=== Records shown ===

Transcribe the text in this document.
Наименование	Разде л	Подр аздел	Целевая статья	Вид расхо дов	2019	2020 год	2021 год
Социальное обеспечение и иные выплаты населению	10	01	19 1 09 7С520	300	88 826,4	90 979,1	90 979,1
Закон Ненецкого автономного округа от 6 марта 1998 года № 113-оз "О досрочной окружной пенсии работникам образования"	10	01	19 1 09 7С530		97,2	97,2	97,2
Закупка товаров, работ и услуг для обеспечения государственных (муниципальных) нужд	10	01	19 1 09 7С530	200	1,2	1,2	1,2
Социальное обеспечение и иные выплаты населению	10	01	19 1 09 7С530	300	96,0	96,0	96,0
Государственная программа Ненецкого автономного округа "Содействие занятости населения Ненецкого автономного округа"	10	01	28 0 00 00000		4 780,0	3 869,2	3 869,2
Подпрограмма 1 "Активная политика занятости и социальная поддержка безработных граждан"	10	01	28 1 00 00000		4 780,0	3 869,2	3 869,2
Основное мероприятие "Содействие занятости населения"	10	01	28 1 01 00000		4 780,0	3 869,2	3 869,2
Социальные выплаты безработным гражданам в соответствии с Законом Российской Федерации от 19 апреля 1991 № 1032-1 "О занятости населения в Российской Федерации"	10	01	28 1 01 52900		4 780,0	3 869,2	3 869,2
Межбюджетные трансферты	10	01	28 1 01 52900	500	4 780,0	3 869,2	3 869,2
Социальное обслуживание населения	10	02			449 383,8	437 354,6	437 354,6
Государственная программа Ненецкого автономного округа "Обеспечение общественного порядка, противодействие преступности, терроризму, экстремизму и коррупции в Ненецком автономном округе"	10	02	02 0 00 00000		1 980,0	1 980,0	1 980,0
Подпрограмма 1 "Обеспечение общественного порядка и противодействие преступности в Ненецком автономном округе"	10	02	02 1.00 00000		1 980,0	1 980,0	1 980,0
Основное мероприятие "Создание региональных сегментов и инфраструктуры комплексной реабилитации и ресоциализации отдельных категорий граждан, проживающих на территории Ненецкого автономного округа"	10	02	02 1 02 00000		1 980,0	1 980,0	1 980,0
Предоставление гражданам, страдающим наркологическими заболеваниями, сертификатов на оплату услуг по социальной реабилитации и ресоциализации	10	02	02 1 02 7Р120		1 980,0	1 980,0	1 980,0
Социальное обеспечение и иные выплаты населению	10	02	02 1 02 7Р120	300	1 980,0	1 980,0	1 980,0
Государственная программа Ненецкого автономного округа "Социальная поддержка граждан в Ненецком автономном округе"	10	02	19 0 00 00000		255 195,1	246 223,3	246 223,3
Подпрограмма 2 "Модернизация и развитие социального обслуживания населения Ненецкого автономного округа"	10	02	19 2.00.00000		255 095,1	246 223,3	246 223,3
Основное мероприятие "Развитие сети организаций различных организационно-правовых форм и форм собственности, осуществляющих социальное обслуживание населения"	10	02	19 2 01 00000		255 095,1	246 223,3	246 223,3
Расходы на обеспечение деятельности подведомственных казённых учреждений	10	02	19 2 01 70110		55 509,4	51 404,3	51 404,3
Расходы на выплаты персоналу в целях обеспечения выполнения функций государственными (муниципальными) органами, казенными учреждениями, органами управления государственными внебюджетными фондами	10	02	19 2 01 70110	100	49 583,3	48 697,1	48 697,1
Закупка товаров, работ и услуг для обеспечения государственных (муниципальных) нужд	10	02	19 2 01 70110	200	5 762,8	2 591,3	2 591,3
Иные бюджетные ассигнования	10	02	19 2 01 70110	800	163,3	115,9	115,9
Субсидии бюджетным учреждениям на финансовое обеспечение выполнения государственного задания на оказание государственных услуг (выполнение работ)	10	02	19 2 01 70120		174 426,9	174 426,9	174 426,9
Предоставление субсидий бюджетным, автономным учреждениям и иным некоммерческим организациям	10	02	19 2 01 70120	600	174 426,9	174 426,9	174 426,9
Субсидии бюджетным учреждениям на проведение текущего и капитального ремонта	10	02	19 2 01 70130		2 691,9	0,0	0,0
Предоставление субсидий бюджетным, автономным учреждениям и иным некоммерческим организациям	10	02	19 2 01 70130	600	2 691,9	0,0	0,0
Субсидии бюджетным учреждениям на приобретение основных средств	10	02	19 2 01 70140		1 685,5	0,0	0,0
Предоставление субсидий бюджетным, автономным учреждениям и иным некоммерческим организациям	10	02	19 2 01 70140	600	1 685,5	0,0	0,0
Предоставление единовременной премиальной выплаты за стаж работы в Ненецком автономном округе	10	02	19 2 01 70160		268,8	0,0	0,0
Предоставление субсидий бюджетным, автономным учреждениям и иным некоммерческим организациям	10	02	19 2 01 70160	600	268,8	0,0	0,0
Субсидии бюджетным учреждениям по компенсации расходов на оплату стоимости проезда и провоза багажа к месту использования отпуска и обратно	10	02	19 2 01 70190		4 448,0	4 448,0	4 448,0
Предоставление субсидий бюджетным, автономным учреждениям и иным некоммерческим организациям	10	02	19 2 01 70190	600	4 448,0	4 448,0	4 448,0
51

===

» **Task to complete**
Go back to the listing above and please repeat it exactly.

» **The result**
Transcribe the text in this document.
Наименование	Разде л	Подр аздел	Целевая статья	Вид расхо дов	2019	2020 год	2021 год
Социальное обеспечение и иные выплаты населению	10	01	19 1 09 7С520	300	88 826,4	90 979,1	90 979,1
Закон Ненецкого автономного округа от 6 марта 1998 года № 113-оз "О досрочной окружной пенсии работникам образования"	10	01	19 1 09 7С530		97,2	97,2	97,2
Закупка товаров, работ и услуг для обеспечения государственных (муниципальных) нужд	10	01	19 1 09 7С530	200	1,2	1,2	1,2
Социальное обеспечение и иные выплаты населению	10	01	19 1 09 7С530	300	96,0	96,0	96,0
Государственная программа Ненецкого автономного округа "Содействие занятости населения Ненецкого автономного округа"	10	01	28 0 00 00000		4 780,0	3 869,2	3 869,2
Подпрограмма 1 "Активная политика занятости и социальная поддержка безработных граждан"	10	01	28 1 00 00000		4 780,0	3 869,2	3 869,2
Основное мероприятие "Содействие занятости населения"	10	01	28 1 01 00000		4 780,0	3 869,2	3 869,2
Социальные выплаты безработным гражданам в соответствии с Законом Российской Федерации от 19 апреля 1991 № 1032-1 "О занятости населения в Российской Федерации"	10	01	28 1 01 52900		4 780,0	3 869,2	3 869,2
Межбюджетные трансферты	10	01	28 1 01 52900	500	4 780,0	3 869,2	3 869,2
Социальное обслуживание населения	10	02			449 383,8	437 354,6	437 354,6
Государственная программа Ненецкого автономного округа "Обеспечение общественного порядка, противодействие преступности, терроризму, экстремизму и коррупции в Ненецком автономном округе"	10	02	02 0 00 00000		1 980,0	1 980,0	1 980,0
Подпрограмма 1 "Обеспечение общественного порядка и противодействие преступности в Ненецком автономном округе"	10	02	02 1.00 00000		1 980,0	1 980,0	1 980,0
Основное мероприятие "Создание региональных сегментов и инфраструктуры комплексной реабилитации и ресоциализации отдельных категорий граждан, проживающих на территории Ненецкого автономного округа"	10	02	02 1 02 00000		1 980,0	1 980,0	1 980,0
Предоставление гражданам, страдающим наркологическими заболеваниями, сертификатов на оплату услуг по социальной реабилитации и ресоциализации	10	02	02 1 02 7Р120		1 980,0	1 980,0	1 980,0
Социальное обеспечение и иные выплаты населению	10	02	02 1 02 7Р120	300	1 980,0	1 980,0	1 980,0
Государственная программа Ненецкого автономного округа "Социальная поддержка граждан в Ненецком автономном округе"	10	02	19 0 00 00000		255 195,1	246 223,3	246 223,3
Подпрограмма 2 "Модернизация и развитие социального обслуживания населения Ненецкого автономного округа"	10	02	19 2.00.00000		255 095,1	246 223,3	246 223,3
Основное мероприятие "Развитие сети организаций различных организационно-правовых форм и форм собственности, осуществляющих социальное обслуживание населения"	10	02	19 2 01 00000		255 095,1	246 223,3	246 223,3
Расходы на обеспечение деятельности подведомственных казённых учреждений	10	02	19 2 01 70110		55 509,4	51 404,3	51 404,3
Расходы на выплаты персоналу в целях обеспечения выполнения функций государственными (муниципальными) органами, казенными учреждениями, органами управления государственными внебюджетными фондами	10	02	19 2 01 70110	100	49 583,3	48 697,1	48 697,1
Закупка товаров, работ и услуг для обеспечения государственных (муниципальных) нужд	10	02	19 2 01 70110	200	5 762,8	2 591,3	2 591,3
Иные бюджетные ассигнования	10	02	19 2 01 70110	800	163,3	115,9	115,9
Субсидии бюджетным учреждениям на финансовое обеспечение выполнения государственного задания на оказание государственных услуг (выполнение работ)	10	02	19 2 01 70120		174 426,9	174 426,9	174 426,9
Предоставление субсидий бюджетным, автономным учреждениям и иным некоммерческим организациям	10	02	19 2 01 70120	600	174 426,9	174 426,9	174 426,9
Субсидии бюджетным учреждениям на проведение текущего и капитального ремонта	10	02	19 2 01 70130		2 691,9	0,0	0,0
Предоставление субсидий бюджетным, автономным учреждениям и иным некоммерческим организациям	10	02	19 2 01 70130	600	2 691,9	0,0	0,0
Субсидии бюджетным учреждениям на приобретение основных средств	10	02	19 2 01 70140		1 685,5	0,0	0,0
Предоставление субсидий бюджетным, автономным учреждениям и иным некоммерческим организациям	10	02	19 2 01 70140	600	1 685,5	0,0	0,0
Предоставление единовременной премиальной выплаты за стаж работы в Ненецком автономном округе	10	02	19 2 01 70160		268,8	0,0	0,0
Предоставление субсидий бюджетным, автономным учреждениям и иным некоммерческим организациям	10	02	19 2 01 70160	600	268,8	0,0	0,0
Субсидии бюджетным учреждениям по компенсации расходов на оплату стоимости проезда и провоза багажа к месту использования отпуска и обратно	10	02	19 2 01 70190		4 448,0	4 448,0	4 448,0
Предоставление субсидий бюджетным, автономным учреждениям и иным некоммерческим организациям	10	02	19 2 01 70190	600	4 448,0	4 448,0	4 448,0
51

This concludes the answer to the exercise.